(Dataset entries)
** Start **

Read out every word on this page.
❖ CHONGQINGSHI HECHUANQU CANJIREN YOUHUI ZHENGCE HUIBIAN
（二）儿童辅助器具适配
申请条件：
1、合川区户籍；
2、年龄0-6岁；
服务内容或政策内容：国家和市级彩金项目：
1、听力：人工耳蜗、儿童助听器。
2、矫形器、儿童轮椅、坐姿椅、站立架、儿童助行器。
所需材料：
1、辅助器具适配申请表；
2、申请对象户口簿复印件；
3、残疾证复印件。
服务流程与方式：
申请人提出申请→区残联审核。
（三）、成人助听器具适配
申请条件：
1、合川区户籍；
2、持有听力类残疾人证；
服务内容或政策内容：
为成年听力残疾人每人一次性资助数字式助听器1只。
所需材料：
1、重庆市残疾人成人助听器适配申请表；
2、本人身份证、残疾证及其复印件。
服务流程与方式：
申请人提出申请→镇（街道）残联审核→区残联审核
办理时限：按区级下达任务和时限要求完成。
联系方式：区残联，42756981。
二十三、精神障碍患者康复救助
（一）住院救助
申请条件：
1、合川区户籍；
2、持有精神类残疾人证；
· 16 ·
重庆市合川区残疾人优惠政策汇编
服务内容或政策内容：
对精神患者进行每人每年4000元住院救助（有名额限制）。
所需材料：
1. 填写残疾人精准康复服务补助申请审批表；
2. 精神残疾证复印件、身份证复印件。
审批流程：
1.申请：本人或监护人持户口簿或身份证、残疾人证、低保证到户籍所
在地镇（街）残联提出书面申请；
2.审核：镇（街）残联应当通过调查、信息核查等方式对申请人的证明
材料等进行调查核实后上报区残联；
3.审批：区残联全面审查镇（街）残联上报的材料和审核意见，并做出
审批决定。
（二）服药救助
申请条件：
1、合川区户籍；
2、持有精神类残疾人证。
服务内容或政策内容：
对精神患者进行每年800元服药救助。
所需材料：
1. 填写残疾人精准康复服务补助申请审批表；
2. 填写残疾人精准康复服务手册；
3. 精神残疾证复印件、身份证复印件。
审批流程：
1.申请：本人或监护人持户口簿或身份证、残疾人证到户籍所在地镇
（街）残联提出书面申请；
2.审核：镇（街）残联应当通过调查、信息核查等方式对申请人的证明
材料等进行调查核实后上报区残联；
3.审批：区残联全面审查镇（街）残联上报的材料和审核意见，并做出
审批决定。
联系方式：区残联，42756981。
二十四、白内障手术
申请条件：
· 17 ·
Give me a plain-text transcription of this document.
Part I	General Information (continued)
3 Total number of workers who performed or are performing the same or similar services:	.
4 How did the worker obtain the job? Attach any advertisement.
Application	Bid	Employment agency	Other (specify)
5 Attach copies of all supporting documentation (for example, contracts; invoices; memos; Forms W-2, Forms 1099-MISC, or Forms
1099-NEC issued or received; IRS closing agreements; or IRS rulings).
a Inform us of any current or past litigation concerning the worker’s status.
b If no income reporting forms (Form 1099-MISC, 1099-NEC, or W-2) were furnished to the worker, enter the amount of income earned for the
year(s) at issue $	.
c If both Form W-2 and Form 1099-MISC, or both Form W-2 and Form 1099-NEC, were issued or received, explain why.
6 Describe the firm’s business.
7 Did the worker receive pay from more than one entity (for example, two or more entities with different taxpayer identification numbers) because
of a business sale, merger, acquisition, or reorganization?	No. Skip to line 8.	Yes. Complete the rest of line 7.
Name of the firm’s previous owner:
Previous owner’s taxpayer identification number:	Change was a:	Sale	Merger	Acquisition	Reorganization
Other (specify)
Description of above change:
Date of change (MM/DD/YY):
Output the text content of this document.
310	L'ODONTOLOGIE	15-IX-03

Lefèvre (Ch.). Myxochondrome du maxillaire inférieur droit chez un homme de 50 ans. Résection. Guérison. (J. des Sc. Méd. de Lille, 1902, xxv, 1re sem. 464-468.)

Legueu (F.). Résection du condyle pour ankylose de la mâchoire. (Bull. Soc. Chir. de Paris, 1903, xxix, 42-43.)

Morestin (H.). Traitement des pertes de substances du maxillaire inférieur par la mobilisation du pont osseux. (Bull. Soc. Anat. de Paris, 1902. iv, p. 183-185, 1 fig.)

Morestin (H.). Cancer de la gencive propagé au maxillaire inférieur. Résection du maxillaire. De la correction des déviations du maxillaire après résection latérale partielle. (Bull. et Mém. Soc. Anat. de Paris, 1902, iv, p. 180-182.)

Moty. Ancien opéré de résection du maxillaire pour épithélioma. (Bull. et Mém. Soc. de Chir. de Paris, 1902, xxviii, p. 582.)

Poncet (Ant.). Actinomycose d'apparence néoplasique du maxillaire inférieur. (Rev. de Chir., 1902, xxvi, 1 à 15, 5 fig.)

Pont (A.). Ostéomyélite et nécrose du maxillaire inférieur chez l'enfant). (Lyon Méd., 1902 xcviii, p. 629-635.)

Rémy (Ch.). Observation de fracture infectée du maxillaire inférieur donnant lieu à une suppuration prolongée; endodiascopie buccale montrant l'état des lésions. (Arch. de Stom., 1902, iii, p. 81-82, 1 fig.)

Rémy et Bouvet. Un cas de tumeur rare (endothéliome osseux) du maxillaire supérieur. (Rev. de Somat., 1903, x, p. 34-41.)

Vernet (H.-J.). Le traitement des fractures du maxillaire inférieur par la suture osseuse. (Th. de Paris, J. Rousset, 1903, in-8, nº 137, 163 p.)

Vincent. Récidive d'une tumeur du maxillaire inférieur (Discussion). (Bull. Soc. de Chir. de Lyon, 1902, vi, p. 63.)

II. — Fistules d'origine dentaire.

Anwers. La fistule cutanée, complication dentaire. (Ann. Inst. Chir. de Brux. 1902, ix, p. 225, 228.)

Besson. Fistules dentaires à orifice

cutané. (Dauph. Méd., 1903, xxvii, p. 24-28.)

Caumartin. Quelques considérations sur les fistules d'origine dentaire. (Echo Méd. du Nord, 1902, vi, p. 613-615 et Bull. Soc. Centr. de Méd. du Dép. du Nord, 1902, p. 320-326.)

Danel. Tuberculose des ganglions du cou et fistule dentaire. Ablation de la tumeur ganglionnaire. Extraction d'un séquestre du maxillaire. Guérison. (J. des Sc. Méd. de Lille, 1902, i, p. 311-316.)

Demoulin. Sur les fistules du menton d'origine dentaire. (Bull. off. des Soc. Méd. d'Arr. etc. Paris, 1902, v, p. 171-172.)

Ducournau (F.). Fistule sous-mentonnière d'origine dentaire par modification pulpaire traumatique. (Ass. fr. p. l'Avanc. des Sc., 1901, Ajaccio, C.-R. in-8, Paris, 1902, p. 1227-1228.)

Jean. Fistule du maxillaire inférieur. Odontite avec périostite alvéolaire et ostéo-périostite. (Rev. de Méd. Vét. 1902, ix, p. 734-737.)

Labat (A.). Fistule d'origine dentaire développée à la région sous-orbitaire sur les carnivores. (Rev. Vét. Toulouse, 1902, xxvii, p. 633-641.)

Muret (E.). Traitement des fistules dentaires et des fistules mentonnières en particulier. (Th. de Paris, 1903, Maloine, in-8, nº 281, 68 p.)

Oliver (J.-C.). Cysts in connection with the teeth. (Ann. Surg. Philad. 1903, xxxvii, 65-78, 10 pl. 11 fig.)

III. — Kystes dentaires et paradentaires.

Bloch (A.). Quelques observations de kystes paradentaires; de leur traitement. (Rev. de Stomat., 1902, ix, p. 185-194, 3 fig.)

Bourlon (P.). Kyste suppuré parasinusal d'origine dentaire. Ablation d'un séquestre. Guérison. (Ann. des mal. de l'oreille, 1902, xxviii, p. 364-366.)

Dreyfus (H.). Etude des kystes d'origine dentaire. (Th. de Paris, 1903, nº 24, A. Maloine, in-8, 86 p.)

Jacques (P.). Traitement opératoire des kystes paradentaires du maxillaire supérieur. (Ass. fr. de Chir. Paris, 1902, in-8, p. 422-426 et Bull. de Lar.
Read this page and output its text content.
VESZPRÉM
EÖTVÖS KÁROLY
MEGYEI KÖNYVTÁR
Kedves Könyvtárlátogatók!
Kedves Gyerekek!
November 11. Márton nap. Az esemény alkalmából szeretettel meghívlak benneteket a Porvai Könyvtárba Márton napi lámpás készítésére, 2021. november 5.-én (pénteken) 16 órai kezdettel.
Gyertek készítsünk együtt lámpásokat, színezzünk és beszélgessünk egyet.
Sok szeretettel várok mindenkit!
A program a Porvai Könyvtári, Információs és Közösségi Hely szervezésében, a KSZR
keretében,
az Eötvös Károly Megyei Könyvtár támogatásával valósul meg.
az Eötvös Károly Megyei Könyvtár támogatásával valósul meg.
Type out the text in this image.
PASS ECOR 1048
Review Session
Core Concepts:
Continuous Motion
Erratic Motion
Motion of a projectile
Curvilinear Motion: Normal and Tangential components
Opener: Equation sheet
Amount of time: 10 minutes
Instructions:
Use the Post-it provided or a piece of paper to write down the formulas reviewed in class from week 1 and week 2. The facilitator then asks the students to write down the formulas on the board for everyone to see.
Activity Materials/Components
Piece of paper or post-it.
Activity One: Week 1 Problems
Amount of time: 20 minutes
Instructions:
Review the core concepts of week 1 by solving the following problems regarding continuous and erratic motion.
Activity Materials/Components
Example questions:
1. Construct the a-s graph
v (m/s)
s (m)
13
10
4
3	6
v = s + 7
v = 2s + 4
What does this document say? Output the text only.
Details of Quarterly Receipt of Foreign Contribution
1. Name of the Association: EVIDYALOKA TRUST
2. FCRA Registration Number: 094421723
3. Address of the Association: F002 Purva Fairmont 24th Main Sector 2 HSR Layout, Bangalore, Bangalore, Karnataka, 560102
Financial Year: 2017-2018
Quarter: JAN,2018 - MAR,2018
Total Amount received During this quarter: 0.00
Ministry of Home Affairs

** End **

#### Problem description
Pick out every line of the listing containing the word "origine", and show those lines.

#### Answer in full
II. — Fistules d'origine dentaire.
Caumartin. Quelques considérations sur les fistules d'origine dentaire. (Echo Méd. du Nord, 1902, vi, p. 613-615 et Bull. Soc. Centr. de Méd. du Dép. du Nord, 1902, p. 320-326.)
Demoulin. Sur les fistules du menton d'origine dentaire. (Bull. off. des Soc. Méd. d'Arr. etc. Paris, 1902, v, p. 171-172.)
Ducournau (F.). Fistule sous-mentonnière d'origine dentaire par modification pulpaire traumatique. (Ass. fr. p. l'Avanc. des Sc., 1901, Ajaccio, C.-R. in-8, Paris, 1902, p. 1227-1228.)
Labat (A.). Fistule d'origine dentaire développée à la région sous-orbitaire sur les carnivores. (Rev. Vét. Toulouse, 1902, xxvii, p. 633-641.)
Bourlon (P.). Kyste suppuré parasinusal d'origine dentaire. Ablation d'un séquestre. Guérison. (Ann. des mal. de l'oreille, 1902, xxviii, p. 364-366.)
Dreyfus (H.). Etude des kystes d'origine dentaire. (Th. de Paris, 1903, nº 24, A. Maloine, in-8, 86 p.)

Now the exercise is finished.